▸ **Work to be completed**:
Omit every picture while repeating the entries exactly.

▸ **Stored records**:
|---|

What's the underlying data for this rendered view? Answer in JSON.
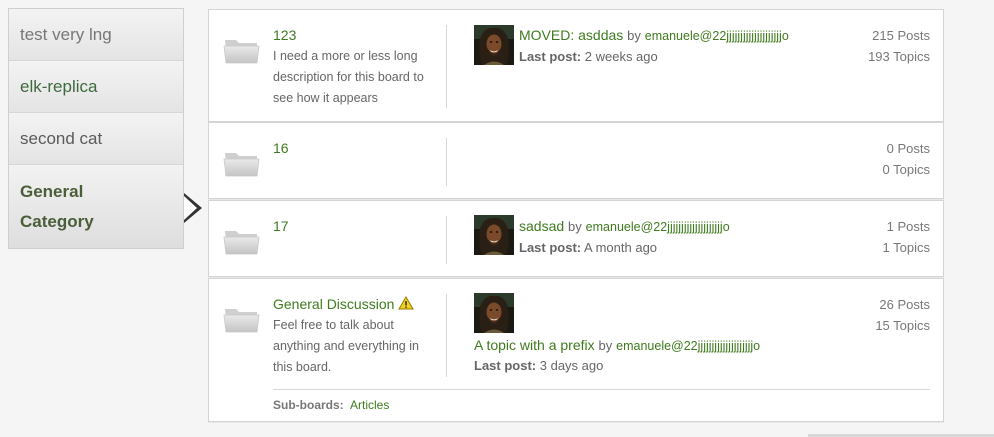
{
  "sidebar": {
    "categories": [
      {
        "label": "test very lng"
      },
      {
        "label": "elk-replica"
      },
      {
        "label": "second cat"
      },
      {
        "label_line1": "General",
        "label_line2": "Category"
      }
    ]
  },
  "boards": [
    {
      "name": "123",
      "description": "I need a more or less long description for this board to see how it appears",
      "last_post": {
        "title": "MOVED: asddas",
        "by": "by",
        "user": "emanuele@22jjjjjjjjjjjjjjjjjjjjo",
        "label": "Last post:",
        "time": "2 weeks ago"
      },
      "posts": "215 Posts",
      "topics": "193 Topics"
    },
    {
      "name": "16",
      "posts": "0 Posts",
      "topics": "0 Topics"
    },
    {
      "name": "17",
      "last_post": {
        "title": "sadsad",
        "by": "by",
        "user": "emanuele@22jjjjjjjjjjjjjjjjjjjjo",
        "label": "Last post:",
        "time": "A month ago"
      },
      "posts": "1 Posts",
      "topics": "1 Topics"
    },
    {
      "name": "General Discussion",
      "description": "Feel free to talk about anything and everything in this board.",
      "last_post": {
        "title": "A topic with a prefix",
        "by": "by",
        "user": "emanuele@22jjjjjjjjjjjjjjjjjjjjo",
        "label": "Last post:",
        "time": "3 days ago"
      },
      "posts": "26 Posts",
      "topics": "15 Topics",
      "subboards_label": "Sub-boards:",
      "subboards": [
        "Articles"
      ]
    }
  ],
  "icons": {
    "board": "folder-icon",
    "warning": "warning-icon",
    "avatar": "user-avatar"
  },
  "colors": {
    "link": "#3f7a1e",
    "text": "#666666",
    "active_category": "#4a5e3a"
  }
}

|---|

▸ **The response**:
What's the underlying data for this rendered view? Answer in JSON.
{
  "sidebar": {
    "categories": [
      {
        "label": "test very lng"
      },
      {
        "label": "elk-replica"
      },
      {
        "label": "second cat"
      },
      {
        "label_line1": "General",
        "label_line2": "Category"
      }
    ]
  },
  "boards": [
    {
      "name": "123",
      "description": "I need a more or less long description for this board to see how it appears",
      "last_post": {
        "title": "MOVED: asddas",
        "by": "by",
        "user": "emanuele@22jjjjjjjjjjjjjjjjjjjjo",
        "label": "Last post:",
        "time": "2 weeks ago"
      },
      "posts": "215 Posts",
      "topics": "193 Topics"
    },
    {
      "name": "16",
      "posts": "0 Posts",
      "topics": "0 Topics"
    },
    {
      "name": "17",
      "last_post": {
        "title": "sadsad",
        "by": "by",
        "user": "emanuele@22jjjjjjjjjjjjjjjjjjjjo",
        "label": "Last post:",
        "time": "A month ago"
      },
      "posts": "1 Posts",
      "topics": "1 Topics"
    },
    {
      "name": "General Discussion",
      "description": "Feel free to talk about anything and everything in this board.",
      "last_post": {
        "title": "A topic with a prefix",
        "by": "by",
        "user": "emanuele@22jjjjjjjjjjjjjjjjjjjjo",
        "label": "Last post:",
        "time": "3 days ago"
      },
      "posts": "26 Posts",
      "topics": "15 Topics",
      "subboards_label": "Sub-boards:",
      "subboards": [
        "Articles"
      ]
    }
  ],
  "icons": {
    "board": "folder-icon",
    "warning": "warning-icon",
    "avatar": "user-avatar"
  },
  "colors": {
    "link": "#3f7a1e",
    "text": "#666666",
    "active_category": "#4a5e3a"
  }
}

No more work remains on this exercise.